(Saved entries)
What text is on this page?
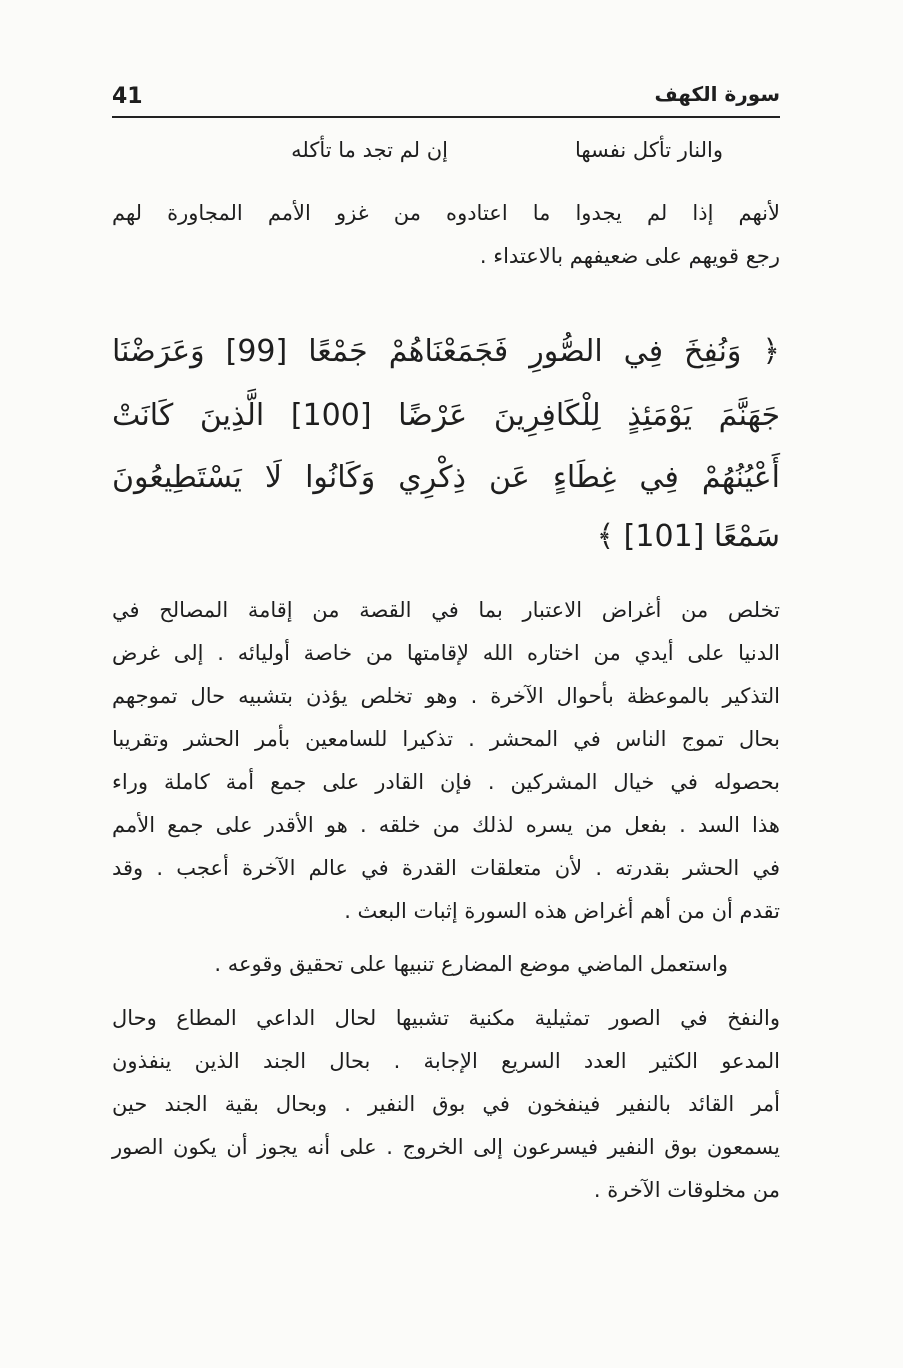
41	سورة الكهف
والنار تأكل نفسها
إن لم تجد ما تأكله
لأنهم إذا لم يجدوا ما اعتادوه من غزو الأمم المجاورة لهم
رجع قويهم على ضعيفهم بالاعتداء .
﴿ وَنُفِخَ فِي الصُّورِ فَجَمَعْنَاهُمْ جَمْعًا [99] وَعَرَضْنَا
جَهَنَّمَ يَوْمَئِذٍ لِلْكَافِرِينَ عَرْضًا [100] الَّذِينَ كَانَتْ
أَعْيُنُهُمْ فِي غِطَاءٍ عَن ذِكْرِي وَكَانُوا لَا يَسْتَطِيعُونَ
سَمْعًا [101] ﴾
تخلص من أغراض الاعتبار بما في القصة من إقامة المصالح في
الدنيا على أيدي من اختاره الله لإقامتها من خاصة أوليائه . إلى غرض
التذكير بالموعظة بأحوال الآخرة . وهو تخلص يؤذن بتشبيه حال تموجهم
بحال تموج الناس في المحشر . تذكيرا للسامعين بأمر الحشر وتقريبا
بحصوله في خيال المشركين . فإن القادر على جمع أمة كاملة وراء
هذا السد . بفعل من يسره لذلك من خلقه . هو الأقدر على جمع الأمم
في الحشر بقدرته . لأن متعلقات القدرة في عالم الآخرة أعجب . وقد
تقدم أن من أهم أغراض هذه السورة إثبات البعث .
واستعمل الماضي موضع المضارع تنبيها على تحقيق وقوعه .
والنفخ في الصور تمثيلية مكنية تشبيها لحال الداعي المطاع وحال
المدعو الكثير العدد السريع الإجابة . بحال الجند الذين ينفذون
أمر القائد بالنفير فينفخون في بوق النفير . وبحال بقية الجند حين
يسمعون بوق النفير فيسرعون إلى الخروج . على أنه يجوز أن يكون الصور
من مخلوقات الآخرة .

**REQUIREMENT:**
Can you repeat every record above exactly, apart from the pictures?

**COMPLETE RESPONSE:**
What text is on this page?
41	سورة الكهف
والنار تأكل نفسها
إن لم تجد ما تأكله
لأنهم إذا لم يجدوا ما اعتادوه من غزو الأمم المجاورة لهم
رجع قويهم على ضعيفهم بالاعتداء .
﴿ وَنُفِخَ فِي الصُّورِ فَجَمَعْنَاهُمْ جَمْعًا [99] وَعَرَضْنَا
جَهَنَّمَ يَوْمَئِذٍ لِلْكَافِرِينَ عَرْضًا [100] الَّذِينَ كَانَتْ
أَعْيُنُهُمْ فِي غِطَاءٍ عَن ذِكْرِي وَكَانُوا لَا يَسْتَطِيعُونَ
سَمْعًا [101] ﴾
تخلص من أغراض الاعتبار بما في القصة من إقامة المصالح في
الدنيا على أيدي من اختاره الله لإقامتها من خاصة أوليائه . إلى غرض
التذكير بالموعظة بأحوال الآخرة . وهو تخلص يؤذن بتشبيه حال تموجهم
بحال تموج الناس في المحشر . تذكيرا للسامعين بأمر الحشر وتقريبا
بحصوله في خيال المشركين . فإن القادر على جمع أمة كاملة وراء
هذا السد . بفعل من يسره لذلك من خلقه . هو الأقدر على جمع الأمم
في الحشر بقدرته . لأن متعلقات القدرة في عالم الآخرة أعجب . وقد
تقدم أن من أهم أغراض هذه السورة إثبات البعث .
واستعمل الماضي موضع المضارع تنبيها على تحقيق وقوعه .
والنفخ في الصور تمثيلية مكنية تشبيها لحال الداعي المطاع وحال
المدعو الكثير العدد السريع الإجابة . بحال الجند الذين ينفذون
أمر القائد بالنفير فينفخون في بوق النفير . وبحال بقية الجند حين
يسمعون بوق النفير فيسرعون إلى الخروج . على أنه يجوز أن يكون الصور
من مخلوقات الآخرة .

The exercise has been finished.